Textauszug:
URI: 
       # taz.de -- Kardinal reagiert auf Gutachten: Marx will bleiben
       
       > Kardinal Marx hat sich erstmals Fragen zum Missbrauchsgutachten gestellt.
       > Doch zur Verantwortung des ehemaligen Papstes schweigt der Erzbischof.
       
   IMG Bild: Kardinal Reinhard Marx, Erzbischof von München und Freising, am Donnerstag
       
       München taz | Da hängt sie noch mal, die berühmte Titelseite der „Bild“:
       „Wir sind Papst“ steht da, daneben das Bild des damals gerade gewählten
       Papst Benedikt XVI., bis dato bekannt als Joseph Ratzinger. Auf die Seite
       eines geparkten Transporters hat man die Zeitungsseite geklebt. Doch neben
       dem Original hängt auch eine leicht montierte Variante: „Wir sind
       schuldig“, steht dort.

[Auszug aus dem Datensatz]

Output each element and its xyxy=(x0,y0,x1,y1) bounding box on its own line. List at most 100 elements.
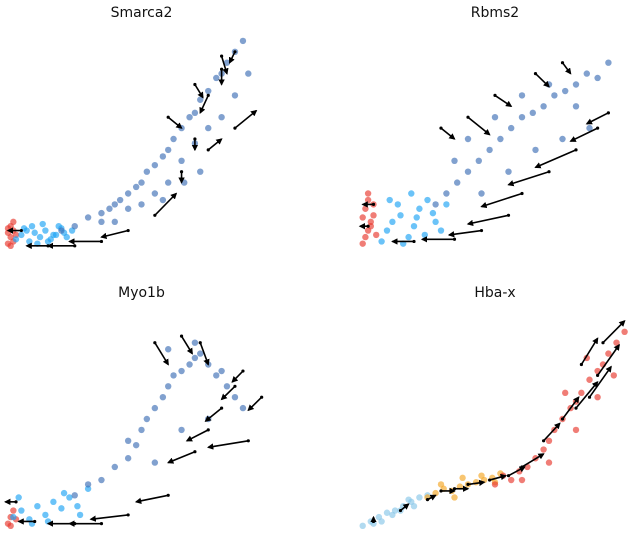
arrow-origin xyxy=(542,439,546,443)
cell-point xyxy=(124,190,132,197)
velocity-arrow xyxy=(521,453,545,468)
cell-point xyxy=(44,238,52,245)
cell-point xyxy=(394,201,401,208)
arrow-origin xyxy=(166,115,170,119)
cell-point xyxy=(138,201,145,208)
cell-point xyxy=(165,383,172,390)
arrow-origin xyxy=(206,148,210,152)
cell-point xyxy=(413,214,420,221)
velocity-arrow xyxy=(534,149,577,169)
cell-point xyxy=(132,441,140,449)
cell-point xyxy=(191,109,199,117)
cell-point xyxy=(197,350,204,357)
cell-point xyxy=(39,220,46,228)
velocity-arrow xyxy=(602,319,626,344)
arrow-origin xyxy=(260,395,264,399)
cell-point xyxy=(621,328,628,335)
velocity-arrow xyxy=(194,84,204,99)
cell-point xyxy=(572,81,580,88)
velocity-arrow xyxy=(231,370,244,383)
velocity-arrow xyxy=(220,385,236,401)
velocity-arrow xyxy=(204,407,223,422)
arrow-origin xyxy=(233,126,237,130)
cell-point xyxy=(378,518,385,525)
cell-point xyxy=(505,168,512,175)
cell-point xyxy=(605,59,612,66)
arrow-origin xyxy=(371,202,376,206)
velocity-arrow xyxy=(534,73,550,88)
cell-point xyxy=(58,505,65,512)
velocity-arrow xyxy=(134,494,169,504)
velocity-arrow xyxy=(207,138,223,151)
cell-point xyxy=(529,109,536,117)
cell-point xyxy=(583,70,590,77)
arrow-origin xyxy=(179,334,184,338)
arrow-origin xyxy=(246,439,250,443)
cell-point xyxy=(405,233,412,241)
cell-point xyxy=(594,74,601,82)
cell-point xyxy=(178,157,185,164)
cell-point xyxy=(60,489,68,497)
cell-point xyxy=(84,481,92,488)
cell-point xyxy=(36,233,44,241)
cell-point xyxy=(364,190,372,197)
cell-point xyxy=(76,511,84,519)
arrow-origin xyxy=(439,489,443,493)
velocity-arrow xyxy=(467,479,486,487)
arrow-origin xyxy=(371,519,376,524)
arrow-origin xyxy=(166,493,170,497)
cell-point xyxy=(545,459,553,466)
cell-point xyxy=(586,124,593,132)
cell-point xyxy=(545,437,553,444)
arrow-origin xyxy=(206,428,210,432)
cell-point xyxy=(389,218,396,226)
cell-point xyxy=(562,87,569,95)
cell-point xyxy=(165,346,172,353)
cell-point xyxy=(532,146,539,154)
cell-point xyxy=(191,354,199,362)
cell-point xyxy=(159,394,167,401)
cell-point xyxy=(486,146,493,154)
cell-point xyxy=(378,238,385,245)
cell-point xyxy=(159,196,167,204)
cell-point xyxy=(111,218,119,226)
velocity-arrow xyxy=(206,440,249,450)
cell-point xyxy=(116,196,124,204)
cell-point xyxy=(223,59,231,66)
cell-point xyxy=(231,394,239,401)
cell-point xyxy=(23,227,30,234)
cell-point xyxy=(218,114,225,121)
arrow-origin xyxy=(233,50,237,54)
arrow-origin xyxy=(601,341,605,345)
cell-point xyxy=(132,183,140,191)
panel-title: Hba-x xyxy=(474,285,515,301)
cell-point xyxy=(7,522,14,530)
cell-point xyxy=(106,205,113,212)
arrow-origin xyxy=(412,239,416,244)
cell-point xyxy=(18,231,25,239)
arrow-origin xyxy=(506,213,511,217)
cell-point xyxy=(373,231,380,239)
cell-point xyxy=(451,157,458,164)
cell-point xyxy=(165,179,172,186)
arrow-origin xyxy=(579,362,584,367)
cell-point xyxy=(459,474,466,482)
velocity-arrow xyxy=(199,342,210,366)
arrow-origin xyxy=(193,137,197,141)
cell-point xyxy=(213,74,220,82)
cell-point xyxy=(397,212,404,219)
arrow-origin xyxy=(574,148,578,152)
cell-point xyxy=(562,389,569,397)
cell-point xyxy=(437,481,445,488)
cell-point xyxy=(10,218,17,226)
arrow-origin xyxy=(506,474,511,478)
velocity-arrow xyxy=(167,116,183,129)
arrow-origin xyxy=(466,115,470,119)
cell-point xyxy=(213,372,220,379)
cell-point xyxy=(31,229,38,236)
cell-point xyxy=(50,231,57,239)
arrow-origin xyxy=(520,191,524,196)
velocity-arrow xyxy=(561,62,572,75)
panel-title: Myo1b xyxy=(118,285,165,301)
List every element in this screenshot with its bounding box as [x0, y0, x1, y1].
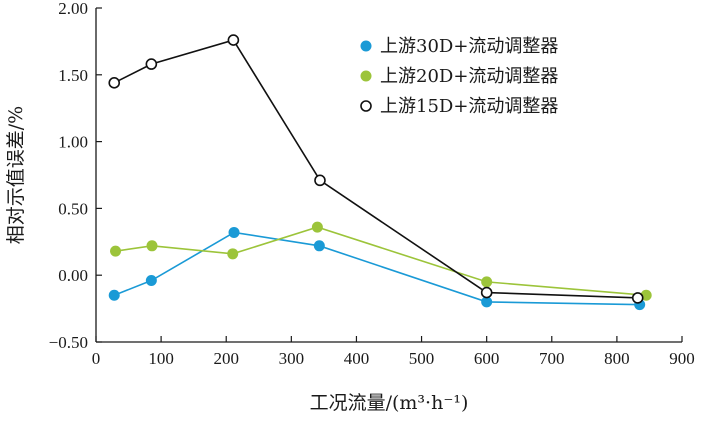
- series-line-1: [113, 231, 640, 306]
- axes: [95, 8, 682, 343]
- x-tick-label: 900: [669, 349, 695, 368]
- data-point-series-1: [145, 275, 157, 287]
- y-tick-label: 1.50: [58, 66, 88, 85]
- y-tick-label: −0.50: [49, 333, 88, 352]
- x-tick-label: 400: [344, 349, 370, 368]
- x-axis-title: 工况流量/(m³·h⁻¹): [310, 392, 469, 414]
- data-point-series-3: [145, 58, 158, 70]
- x-tick-label: 600: [474, 349, 500, 368]
- data-point-series-2: [311, 221, 323, 233]
- legend-label-3: 上游15D+流动调整器: [380, 96, 558, 117]
- legend-marker-3: [360, 100, 372, 112]
- data-point-series-3: [480, 286, 493, 299]
- data-point-series-3: [314, 174, 326, 187]
- data-point-series-2: [227, 248, 239, 260]
- legend-marker-1: [360, 40, 372, 52]
- x-tick-label: 0: [92, 349, 101, 368]
- data-point-series-1: [228, 226, 240, 238]
- series-line-2: [115, 226, 647, 297]
- series-line-3: [113, 39, 638, 299]
- y-tick-label: 2.00: [58, 0, 88, 18]
- x-tick-label: 500: [409, 349, 435, 368]
- x-tick-label: 200: [213, 349, 239, 368]
- data-point-series-1: [313, 240, 325, 252]
- series-points: [108, 34, 652, 311]
- y-tick-label: 0.00: [58, 266, 88, 285]
- y-tick-label: 0.50: [58, 199, 88, 218]
- legend-marker-2: [360, 70, 372, 82]
- data-point-series-3: [108, 77, 121, 89]
- y-tick-label: 1.00: [58, 133, 88, 152]
- legend-label-1: 上游30D+流动调整器: [380, 36, 558, 57]
- series-lines: [113, 39, 647, 306]
- y-axis-title: 相对示值误差/%: [5, 106, 27, 244]
- ticks: 0 100 200 300 400 500 600 700 800 900 −0.50 0.00 0.5…: [49, 0, 695, 368]
- data-point-series-2: [481, 276, 493, 288]
- data-point-series-3: [227, 34, 240, 46]
- x-tick-label: 700: [539, 349, 565, 368]
- data-point-series-1: [108, 289, 120, 301]
- x-tick-label: 100: [148, 349, 174, 368]
- x-tick-label: 800: [604, 349, 630, 368]
- data-point-series-3: [631, 292, 644, 304]
- legend-label-2: 上游20D+流动调整器: [380, 66, 558, 87]
- x-tick-label: 300: [279, 349, 305, 368]
- data-point-series-2: [146, 240, 158, 252]
- data-point-series-1: [481, 296, 493, 308]
- data-point-series-2: [110, 245, 122, 257]
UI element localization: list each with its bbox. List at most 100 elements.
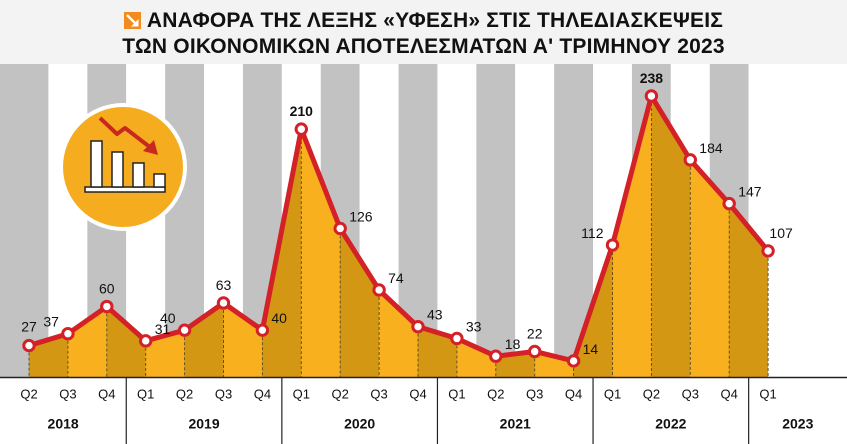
down-trend-arrow-icon: [123, 12, 141, 29]
value-label-18: 184: [699, 140, 723, 156]
data-point-12: [450, 331, 464, 346]
area-segment-12: [456, 338, 496, 378]
data-point-5: [177, 323, 192, 337]
value-label-11: 43: [427, 307, 443, 323]
series-polyline: [28, 93, 771, 364]
area-segment-13: [495, 351, 535, 378]
year-separators: [125, 377, 750, 444]
data-point-15: [566, 354, 581, 368]
data-point-4: [139, 334, 153, 348]
year-label-2022: 2022: [655, 416, 686, 432]
quarter-label-16: Q1: [604, 387, 621, 402]
quarter-label-14: Q3: [526, 387, 543, 402]
area-segment-8: [301, 129, 341, 378]
data-point-17: [644, 89, 659, 103]
value-label-2: 37: [43, 314, 59, 330]
area-segment-4: [145, 330, 185, 378]
quarter-label-9: Q2: [332, 387, 349, 402]
quarter-label-6: Q3: [215, 387, 232, 402]
value-label-12: 33: [466, 318, 482, 334]
year-label-2019: 2019: [188, 416, 219, 432]
stripe-1: [0, 64, 49, 378]
data-points: [22, 89, 775, 368]
year-label-2023: 2023: [782, 416, 813, 432]
falling-bar-chart-icon: [57, 101, 189, 233]
quarter-label-7: Q4: [254, 387, 271, 402]
area-segment-10: [379, 289, 418, 378]
year-labels: 2018 2019 2020 2021 2022 2023: [48, 416, 814, 432]
data-point-16: [605, 238, 620, 252]
quarter-label-3: Q4: [98, 387, 115, 402]
quarter-label-5: Q2: [176, 387, 193, 402]
quarter-label-8: Q1: [293, 387, 310, 402]
quarter-label-1: Q2: [20, 387, 37, 402]
quarter-label-15: Q4: [565, 387, 582, 402]
data-point-11: [411, 319, 425, 334]
value-label-19: 147: [738, 184, 762, 200]
value-label-17: 238: [640, 70, 664, 86]
value-label-4: 31: [155, 321, 171, 337]
data-point-1: [22, 338, 36, 353]
data-point-10: [372, 283, 386, 297]
value-label-10: 74: [388, 270, 404, 286]
year-label-2018: 2018: [48, 416, 79, 432]
value-label-16: 112: [581, 225, 604, 241]
area-fills: [29, 96, 769, 378]
chart-title-line-1: ΑΝΑΦΟΡΑ ΤΗΣ ΛΕΞΗΣ «ΥΦΕΣΗ» ΣΤΙΣ ΤΗΛΕΔΙΑΣΚ…: [0, 9, 847, 33]
area-segment-9: [340, 228, 380, 378]
area-segment-11: [418, 326, 457, 378]
value-label-20: 107: [769, 225, 793, 241]
quarter-label-19: Q4: [721, 387, 738, 402]
quarter-label-13: Q2: [487, 387, 504, 402]
area-segment-3: [106, 306, 146, 378]
quarter-label-11: Q4: [409, 387, 426, 402]
chart-header: ΑΝΑΦΟΡΑ ΤΗΣ ΛΕΞΗΣ «ΥΦΕΣΗ» ΣΤΙΣ ΤΗΛΕΔΙΑΣΚ…: [0, 0, 847, 64]
value-label-5: 40: [160, 310, 176, 326]
area-segment-14: [534, 351, 574, 378]
data-point-14: [528, 344, 542, 359]
quarter-label-4: Q1: [137, 387, 154, 402]
chart-title-line-2: ΤΩΝ ΟΙΚΟΝΟΜΙΚΩΝ ΑΠΟΤΕΛΕΣΜΑΤΩΝ Α' ΤΡΙΜΗΝΟ…: [122, 35, 725, 58]
area-segment-16: [612, 96, 652, 378]
quarter-label-18: Q3: [682, 387, 699, 402]
stripe-12: [437, 64, 477, 378]
value-label-1: 27: [21, 319, 37, 335]
series-line: [28, 93, 771, 364]
data-point-2: [61, 327, 75, 341]
area-segment-17: [651, 96, 691, 378]
stripe-14: [515, 64, 555, 378]
value-label-7: 40: [271, 310, 287, 326]
quarter-label-12: Q1: [448, 387, 465, 402]
area-segment-2: [67, 306, 107, 378]
data-point-18: [683, 153, 697, 167]
value-label-15: 14: [583, 341, 599, 357]
data-point-20: [761, 244, 775, 258]
area-segment-5: [184, 302, 224, 378]
data-point-19: [722, 196, 736, 211]
value-label-6: 63: [216, 277, 232, 293]
quarter-label-17: Q2: [643, 387, 660, 402]
year-label-2021: 2021: [500, 416, 531, 432]
area-segment-6: [223, 302, 263, 378]
area-segment-19: [729, 203, 769, 378]
value-label-9: 126: [349, 208, 373, 224]
data-point-9: [333, 221, 347, 236]
drop-lines: [28, 103, 769, 378]
data-point-8: [294, 122, 308, 136]
data-point-3: [100, 299, 114, 314]
data-point-6: [216, 296, 231, 310]
value-label-8: 210: [290, 103, 314, 119]
data-point-7: [255, 323, 270, 337]
quarter-label-20: Q1: [759, 387, 776, 402]
value-label-13: 18: [505, 336, 521, 352]
data-point-13: [489, 349, 503, 363]
stripe-13: [476, 64, 516, 378]
value-label-3: 60: [99, 281, 115, 297]
quarter-tick-labels: Q2 Q3 Q4 Q1 Q2 Q3 Q4 Q1 Q2 Q3 Q4 Q1 Q2 Q3 Q4 Q1 Q2 Q3 Q4 Q1: [20, 387, 776, 402]
chart-title-text-1: ΑΝΑΦΟΡΑ ΤΗΣ ΛΕΞΗΣ «ΥΦΕΣΗ» ΣΤΙΣ ΤΗΛΕΔΙΑΣΚ…: [146, 9, 724, 32]
value-labels: 27 37603140634021012674433318221411223818…: [21, 70, 793, 357]
quarter-label-2: Q3: [59, 387, 76, 402]
value-label-14: 22: [527, 325, 543, 341]
area-segment-18: [690, 159, 730, 378]
year-label-2020: 2020: [344, 416, 375, 432]
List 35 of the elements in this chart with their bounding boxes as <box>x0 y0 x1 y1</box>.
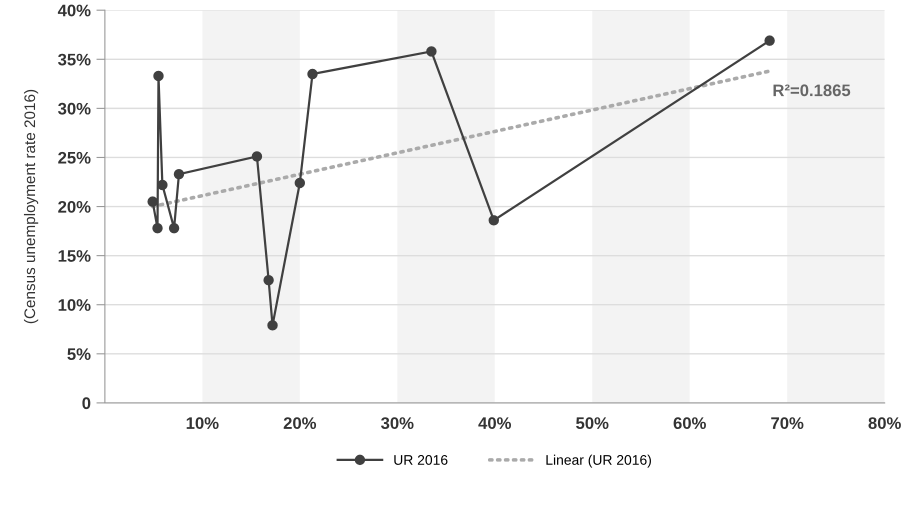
x-tick-label: 60% <box>674 417 706 430</box>
y-tick-label: 10% <box>58 299 91 311</box>
point <box>307 68 318 80</box>
point <box>168 222 180 234</box>
x-tick-label: 10% <box>186 417 219 430</box>
point <box>157 180 168 190</box>
point <box>426 46 437 57</box>
y-axis-title: (Census unemployment rate 2016) <box>24 90 38 324</box>
x-tick-label: 50% <box>576 417 608 430</box>
point <box>153 70 164 82</box>
point <box>152 222 163 234</box>
y-tick-label: 20% <box>58 200 91 213</box>
point <box>267 320 278 331</box>
x-tick-label: 80% <box>868 417 901 430</box>
legend-label: UR 2016 <box>394 455 448 465</box>
point <box>147 196 158 207</box>
point <box>488 215 499 226</box>
y-tick-label: 30% <box>58 102 91 115</box>
x-tick-label: 40% <box>478 417 511 430</box>
y-tick-label: 15% <box>58 250 91 262</box>
point <box>252 151 262 162</box>
y-tick-label: 35% <box>58 54 91 66</box>
point <box>263 274 274 286</box>
y-tick-label: 25% <box>58 152 91 164</box>
y-tick-label: 40% <box>58 4 91 16</box>
annotation: R²=0.1865 <box>774 84 850 96</box>
point <box>764 35 775 46</box>
x-tick-label: 70% <box>771 417 804 430</box>
legend-label: Linear (UR 2016) <box>546 454 651 468</box>
point <box>174 168 184 180</box>
point <box>294 178 306 188</box>
y-tick-label: 5% <box>67 348 91 360</box>
y-tick-label: 0 <box>82 397 90 410</box>
x-tick-label: 30% <box>380 417 414 430</box>
x-tick-label: 20% <box>284 417 316 430</box>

Ziel:
Greif den Artikel über Kardinal Marx und das Missbrauchsgutachten auf und schreib ihn nach dem letzten Satz weiter. Der Artikel und die Zeilen stehen in keinem Zusammenhang.

Ergebnis:
       
       Die Botschaften vor der Katholischen Akademie in Schwabing sind deutlich
       und eindeutig. Ein paar Schritte weiter liegt ein Bischof in der
       Hängematte, die Hände über dem Bauch gefaltet. Auf der Matte steht „12
       Jahre schonungslose Aufarbeitung der Missbrauchsfälle“. Die beiden Kreuze,
       an denen die Hängematte aufgehängt ist, biegen sich unter der Last des
       schweren Kirchenmannes, sind bereits angebrochen. Eine Skulptur aus
       Pappmaché, im Stil der Karnevalswagen. Darunter der Schriftzug: „Urteile
       statt Gutachten“.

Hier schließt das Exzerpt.